◆ WHAT THE TASK ASKS: Please give the listing again, word for word, with nothing left out.

◆ Stored items from a collection:
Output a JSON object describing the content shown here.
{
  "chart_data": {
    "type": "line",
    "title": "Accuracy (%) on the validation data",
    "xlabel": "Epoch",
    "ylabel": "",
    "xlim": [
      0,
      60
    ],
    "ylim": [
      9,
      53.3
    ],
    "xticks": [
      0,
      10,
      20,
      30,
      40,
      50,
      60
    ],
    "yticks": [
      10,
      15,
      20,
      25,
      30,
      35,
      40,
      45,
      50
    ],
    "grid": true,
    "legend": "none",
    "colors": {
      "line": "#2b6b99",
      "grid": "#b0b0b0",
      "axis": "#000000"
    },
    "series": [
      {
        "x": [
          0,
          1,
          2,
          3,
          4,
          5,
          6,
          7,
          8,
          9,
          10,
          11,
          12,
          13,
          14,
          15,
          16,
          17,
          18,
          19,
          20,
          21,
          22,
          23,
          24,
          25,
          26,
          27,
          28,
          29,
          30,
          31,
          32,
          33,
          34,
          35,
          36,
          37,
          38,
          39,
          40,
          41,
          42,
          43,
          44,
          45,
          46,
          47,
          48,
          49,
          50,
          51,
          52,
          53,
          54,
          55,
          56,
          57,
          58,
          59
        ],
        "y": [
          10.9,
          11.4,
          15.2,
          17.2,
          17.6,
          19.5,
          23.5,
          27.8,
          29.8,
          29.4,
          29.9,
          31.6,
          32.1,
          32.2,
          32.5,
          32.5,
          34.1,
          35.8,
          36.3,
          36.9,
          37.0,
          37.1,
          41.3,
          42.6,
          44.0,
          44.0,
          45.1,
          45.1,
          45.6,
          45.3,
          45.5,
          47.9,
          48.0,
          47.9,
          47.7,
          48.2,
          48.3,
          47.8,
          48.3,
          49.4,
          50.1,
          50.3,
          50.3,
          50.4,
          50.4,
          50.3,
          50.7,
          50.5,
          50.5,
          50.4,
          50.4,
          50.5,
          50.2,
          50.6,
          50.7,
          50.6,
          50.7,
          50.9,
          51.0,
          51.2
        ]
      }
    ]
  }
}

◆ RESPONSE TO THIS EXERCISE:
Output a JSON object describing the content shown here.
{
  "chart_data": {
    "type": "line",
    "title": "Accuracy (%) on the validation data",
    "xlabel": "Epoch",
    "ylabel": "",
    "xlim": [
      0,
      60
    ],
    "ylim": [
      9,
      53.3
    ],
    "xticks": [
      0,
      10,
      20,
      30,
      40,
      50,
      60
    ],
    "yticks": [
      10,
      15,
      20,
      25,
      30,
      35,
      40,
      45,
      50
    ],
    "grid": true,
    "legend": "none",
    "colors": {
      "line": "#2b6b99",
      "grid": "#b0b0b0",
      "axis": "#000000"
    },
    "series": [
      {
        "x": [
          0,
          1,
          2,
          3,
          4,
          5,
          6,
          7,
          8,
          9,
          10,
          11,
          12,
          13,
          14,
          15,
          16,
          17,
          18,
          19,
          20,
          21,
          22,
          23,
          24,
          25,
          26,
          27,
          28,
          29,
          30,
          31,
          32,
          33,
          34,
          35,
          36,
          37,
          38,
          39,
          40,
          41,
          42,
          43,
          44,
          45,
          46,
          47,
          48,
          49,
          50,
          51,
          52,
          53,
          54,
          55,
          56,
          57,
          58,
          59
        ],
        "y": [
          10.9,
          11.4,
          15.2,
          17.2,
          17.6,
          19.5,
          23.5,
          27.8,
          29.8,
          29.4,
          29.9,
          31.6,
          32.1,
          32.2,
          32.5,
          32.5,
          34.1,
          35.8,
          36.3,
          36.9,
          37.0,
          37.1,
          41.3,
          42.6,
          44.0,
          44.0,
          45.1,
          45.1,
          45.6,
          45.3,
          45.5,
          47.9,
          48.0,
          47.9,
          47.7,
          48.2,
          48.3,
          47.8,
          48.3,
          49.4,
          50.1,
          50.3,
          50.3,
          50.4,
          50.4,
          50.3,
          50.7,
          50.5,
          50.5,
          50.4,
          50.4,
          50.5,
          50.2,
          50.6,
          50.7,
          50.6,
          50.7,
          50.9,
          51.0,
          51.2
        ]
      }
    ]
  }
}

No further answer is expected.